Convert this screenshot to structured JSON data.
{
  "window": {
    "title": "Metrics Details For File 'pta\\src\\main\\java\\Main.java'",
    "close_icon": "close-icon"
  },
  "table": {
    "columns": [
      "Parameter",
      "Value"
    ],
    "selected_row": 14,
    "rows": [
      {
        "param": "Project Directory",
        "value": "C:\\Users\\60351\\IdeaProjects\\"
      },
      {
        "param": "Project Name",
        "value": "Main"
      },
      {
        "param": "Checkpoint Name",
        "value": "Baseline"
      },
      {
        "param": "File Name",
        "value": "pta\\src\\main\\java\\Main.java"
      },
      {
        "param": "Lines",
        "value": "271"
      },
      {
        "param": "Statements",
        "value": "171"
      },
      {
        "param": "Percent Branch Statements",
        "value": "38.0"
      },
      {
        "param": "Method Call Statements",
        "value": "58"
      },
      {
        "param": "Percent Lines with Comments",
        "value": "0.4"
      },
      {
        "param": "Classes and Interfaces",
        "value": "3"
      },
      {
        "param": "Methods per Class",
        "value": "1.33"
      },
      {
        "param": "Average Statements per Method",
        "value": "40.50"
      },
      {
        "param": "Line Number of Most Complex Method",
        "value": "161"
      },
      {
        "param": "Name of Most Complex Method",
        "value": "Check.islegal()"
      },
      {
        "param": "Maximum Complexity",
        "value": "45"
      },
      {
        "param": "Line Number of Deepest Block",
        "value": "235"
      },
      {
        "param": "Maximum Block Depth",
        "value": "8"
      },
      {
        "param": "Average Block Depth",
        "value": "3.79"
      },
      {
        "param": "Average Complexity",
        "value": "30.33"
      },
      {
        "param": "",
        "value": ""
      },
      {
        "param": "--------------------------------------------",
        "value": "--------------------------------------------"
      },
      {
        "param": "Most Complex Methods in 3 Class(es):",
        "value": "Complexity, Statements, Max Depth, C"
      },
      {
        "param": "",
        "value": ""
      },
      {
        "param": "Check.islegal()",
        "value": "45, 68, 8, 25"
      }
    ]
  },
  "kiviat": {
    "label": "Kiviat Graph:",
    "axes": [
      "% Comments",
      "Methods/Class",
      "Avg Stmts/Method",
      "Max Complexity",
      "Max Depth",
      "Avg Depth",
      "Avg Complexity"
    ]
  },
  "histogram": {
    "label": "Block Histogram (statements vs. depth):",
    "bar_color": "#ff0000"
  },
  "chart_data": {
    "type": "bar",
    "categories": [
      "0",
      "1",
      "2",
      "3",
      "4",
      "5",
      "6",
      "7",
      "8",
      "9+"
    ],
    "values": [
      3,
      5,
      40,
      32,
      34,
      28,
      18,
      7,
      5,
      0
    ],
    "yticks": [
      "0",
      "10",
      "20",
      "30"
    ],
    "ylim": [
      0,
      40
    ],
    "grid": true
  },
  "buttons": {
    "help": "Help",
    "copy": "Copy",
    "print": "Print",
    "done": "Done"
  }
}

______

#### [THE EXERCISE]
The records are above. How many lines in them contain the word "Complexity"? Give the number alone.

#### [SOLUTION TO THE PROBLEM]
5